Task objective: Copy out the entries below in full and exactly.

Data listing:
----------
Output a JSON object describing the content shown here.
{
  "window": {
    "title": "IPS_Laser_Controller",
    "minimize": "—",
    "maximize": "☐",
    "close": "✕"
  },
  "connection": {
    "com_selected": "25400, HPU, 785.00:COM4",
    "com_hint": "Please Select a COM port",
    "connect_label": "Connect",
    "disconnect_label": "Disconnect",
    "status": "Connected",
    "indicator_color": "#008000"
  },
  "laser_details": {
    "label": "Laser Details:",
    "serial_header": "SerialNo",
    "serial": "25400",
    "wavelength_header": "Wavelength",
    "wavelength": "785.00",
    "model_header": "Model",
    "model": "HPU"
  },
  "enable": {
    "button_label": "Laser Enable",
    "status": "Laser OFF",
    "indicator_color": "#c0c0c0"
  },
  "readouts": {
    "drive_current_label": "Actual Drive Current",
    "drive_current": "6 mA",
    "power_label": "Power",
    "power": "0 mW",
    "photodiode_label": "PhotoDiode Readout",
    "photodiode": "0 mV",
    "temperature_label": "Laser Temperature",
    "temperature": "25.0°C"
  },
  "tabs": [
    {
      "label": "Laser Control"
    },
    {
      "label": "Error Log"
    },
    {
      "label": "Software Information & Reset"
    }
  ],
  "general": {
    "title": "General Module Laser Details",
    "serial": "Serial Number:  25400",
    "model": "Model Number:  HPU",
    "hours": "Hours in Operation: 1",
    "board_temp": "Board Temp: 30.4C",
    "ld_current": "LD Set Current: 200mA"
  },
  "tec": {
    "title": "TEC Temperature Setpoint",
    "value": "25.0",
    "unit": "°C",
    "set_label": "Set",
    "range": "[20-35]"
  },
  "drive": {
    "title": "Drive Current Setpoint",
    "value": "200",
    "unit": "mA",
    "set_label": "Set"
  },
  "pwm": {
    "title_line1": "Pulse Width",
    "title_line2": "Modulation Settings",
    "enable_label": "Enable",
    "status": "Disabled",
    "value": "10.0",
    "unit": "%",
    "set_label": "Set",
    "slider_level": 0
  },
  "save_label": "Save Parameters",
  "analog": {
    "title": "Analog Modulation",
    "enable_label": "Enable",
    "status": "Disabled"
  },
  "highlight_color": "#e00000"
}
----------
Complete answer:
Output a JSON object describing the content shown here.
{
  "window": {
    "title": "IPS_Laser_Controller",
    "minimize": "—",
    "maximize": "☐",
    "close": "✕"
  },
  "connection": {
    "com_selected": "25400, HPU, 785.00:COM4",
    "com_hint": "Please Select a COM port",
    "connect_label": "Connect",
    "disconnect_label": "Disconnect",
    "status": "Connected",
    "indicator_color": "#008000"
  },
  "laser_details": {
    "label": "Laser Details:",
    "serial_header": "SerialNo",
    "serial": "25400",
    "wavelength_header": "Wavelength",
    "wavelength": "785.00",
    "model_header": "Model",
    "model": "HPU"
  },
  "enable": {
    "button_label": "Laser Enable",
    "status": "Laser OFF",
    "indicator_color": "#c0c0c0"
  },
  "readouts": {
    "drive_current_label": "Actual Drive Current",
    "drive_current": "6 mA",
    "power_label": "Power",
    "power": "0 mW",
    "photodiode_label": "PhotoDiode Readout",
    "photodiode": "0 mV",
    "temperature_label": "Laser Temperature",
    "temperature": "25.0°C"
  },
  "tabs": [
    {
      "label": "Laser Control"
    },
    {
      "label": "Error Log"
    },
    {
      "label": "Software Information & Reset"
    }
  ],
  "general": {
    "title": "General Module Laser Details",
    "serial": "Serial Number:  25400",
    "model": "Model Number:  HPU",
    "hours": "Hours in Operation: 1",
    "board_temp": "Board Temp: 30.4C",
    "ld_current": "LD Set Current: 200mA"
  },
  "tec": {
    "title": "TEC Temperature Setpoint",
    "value": "25.0",
    "unit": "°C",
    "set_label": "Set",
    "range": "[20-35]"
  },
  "drive": {
    "title": "Drive Current Setpoint",
    "value": "200",
    "unit": "mA",
    "set_label": "Set"
  },
  "pwm": {
    "title_line1": "Pulse Width",
    "title_line2": "Modulation Settings",
    "enable_label": "Enable",
    "status": "Disabled",
    "value": "10.0",
    "unit": "%",
    "set_label": "Set",
    "slider_level": 0
  },
  "save_label": "Save Parameters",
  "analog": {
    "title": "Analog Modulation",
    "enable_label": "Enable",
    "status": "Disabled"
  },
  "highlight_color": "#e00000"
}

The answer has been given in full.